TASK TO COMPLETE:
Find the word "decay" in the listing; pull out each line holding it.

GIVEN INFORMATION:
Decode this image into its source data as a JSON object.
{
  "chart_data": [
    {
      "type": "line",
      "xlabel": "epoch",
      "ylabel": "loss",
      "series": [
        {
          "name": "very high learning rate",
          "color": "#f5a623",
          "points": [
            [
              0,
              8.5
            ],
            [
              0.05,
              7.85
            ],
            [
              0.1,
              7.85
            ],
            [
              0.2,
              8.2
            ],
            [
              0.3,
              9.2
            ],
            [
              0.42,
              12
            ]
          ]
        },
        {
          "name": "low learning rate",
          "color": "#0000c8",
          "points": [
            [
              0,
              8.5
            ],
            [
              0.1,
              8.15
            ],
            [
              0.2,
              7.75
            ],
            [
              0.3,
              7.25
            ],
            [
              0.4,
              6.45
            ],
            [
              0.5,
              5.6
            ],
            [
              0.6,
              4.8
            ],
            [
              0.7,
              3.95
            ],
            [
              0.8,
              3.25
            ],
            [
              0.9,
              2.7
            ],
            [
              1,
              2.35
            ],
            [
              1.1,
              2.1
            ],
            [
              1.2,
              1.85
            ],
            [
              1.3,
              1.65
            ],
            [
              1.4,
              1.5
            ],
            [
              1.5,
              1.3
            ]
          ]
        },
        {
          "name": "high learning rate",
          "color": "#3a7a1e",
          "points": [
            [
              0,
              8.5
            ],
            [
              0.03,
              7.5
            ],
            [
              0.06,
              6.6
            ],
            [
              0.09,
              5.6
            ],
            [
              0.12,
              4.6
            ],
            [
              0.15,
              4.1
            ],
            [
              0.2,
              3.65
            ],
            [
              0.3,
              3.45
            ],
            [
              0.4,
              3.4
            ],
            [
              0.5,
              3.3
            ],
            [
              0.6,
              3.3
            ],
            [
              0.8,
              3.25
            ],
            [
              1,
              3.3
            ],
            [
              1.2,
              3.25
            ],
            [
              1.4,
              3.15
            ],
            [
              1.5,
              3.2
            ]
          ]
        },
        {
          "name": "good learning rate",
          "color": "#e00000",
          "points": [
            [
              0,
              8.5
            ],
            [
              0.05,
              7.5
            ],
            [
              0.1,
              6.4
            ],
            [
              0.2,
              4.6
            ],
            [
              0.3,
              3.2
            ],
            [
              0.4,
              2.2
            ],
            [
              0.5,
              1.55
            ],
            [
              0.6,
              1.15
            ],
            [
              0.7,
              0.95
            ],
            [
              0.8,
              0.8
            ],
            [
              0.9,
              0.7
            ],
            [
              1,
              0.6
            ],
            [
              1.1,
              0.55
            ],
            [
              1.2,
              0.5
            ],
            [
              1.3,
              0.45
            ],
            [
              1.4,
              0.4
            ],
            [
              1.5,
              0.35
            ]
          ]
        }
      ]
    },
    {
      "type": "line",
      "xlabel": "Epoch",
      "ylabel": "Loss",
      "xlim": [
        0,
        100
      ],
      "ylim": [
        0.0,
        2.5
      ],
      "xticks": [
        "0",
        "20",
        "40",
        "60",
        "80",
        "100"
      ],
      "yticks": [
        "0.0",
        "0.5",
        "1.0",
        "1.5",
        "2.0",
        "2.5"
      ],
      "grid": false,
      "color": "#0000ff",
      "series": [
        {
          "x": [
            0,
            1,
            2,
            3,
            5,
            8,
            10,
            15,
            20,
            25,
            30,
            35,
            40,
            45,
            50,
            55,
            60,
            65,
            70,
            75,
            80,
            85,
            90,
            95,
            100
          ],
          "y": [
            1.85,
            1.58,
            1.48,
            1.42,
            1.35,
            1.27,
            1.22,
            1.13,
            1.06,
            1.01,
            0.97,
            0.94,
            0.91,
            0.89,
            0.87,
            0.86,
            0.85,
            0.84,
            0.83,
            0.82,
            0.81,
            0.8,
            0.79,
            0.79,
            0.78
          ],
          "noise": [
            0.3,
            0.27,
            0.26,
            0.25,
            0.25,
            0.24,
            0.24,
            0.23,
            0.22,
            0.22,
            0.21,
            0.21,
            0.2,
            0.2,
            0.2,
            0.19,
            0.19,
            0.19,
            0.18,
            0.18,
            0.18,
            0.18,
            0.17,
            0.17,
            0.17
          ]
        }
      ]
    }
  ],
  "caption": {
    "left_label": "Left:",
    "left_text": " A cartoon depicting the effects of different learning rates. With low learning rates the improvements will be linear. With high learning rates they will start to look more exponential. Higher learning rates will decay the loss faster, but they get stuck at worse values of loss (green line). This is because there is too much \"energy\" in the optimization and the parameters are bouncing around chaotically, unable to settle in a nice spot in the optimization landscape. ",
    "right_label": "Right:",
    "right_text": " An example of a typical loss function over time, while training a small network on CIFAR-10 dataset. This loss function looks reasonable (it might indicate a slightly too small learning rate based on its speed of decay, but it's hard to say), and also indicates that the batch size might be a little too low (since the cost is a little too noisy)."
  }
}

WRITTEN ANSWER:
    "left_text": " A cartoon depicting the effects of different learning rates. With low learning rates the improvements will be linear. With high learning rates they will start to look more exponential. Higher learning rates will decay the loss faster, but they get stuck at worse values of loss (green line). This is because there is too much \"energy\" in the optimization and the parameters are bouncing around chaotically, unable to settle in a nice spot in the optimization landscape. ",
    "right_text": " An example of a typical loss function over time, while training a small network on CIFAR-10 dataset. This loss function looks reasonable (it might indicate a slightly too small learning rate based on its speed of decay, but it's hard to say), and also indicates that the batch size might be a little too low (since the cost is a little too noisy)."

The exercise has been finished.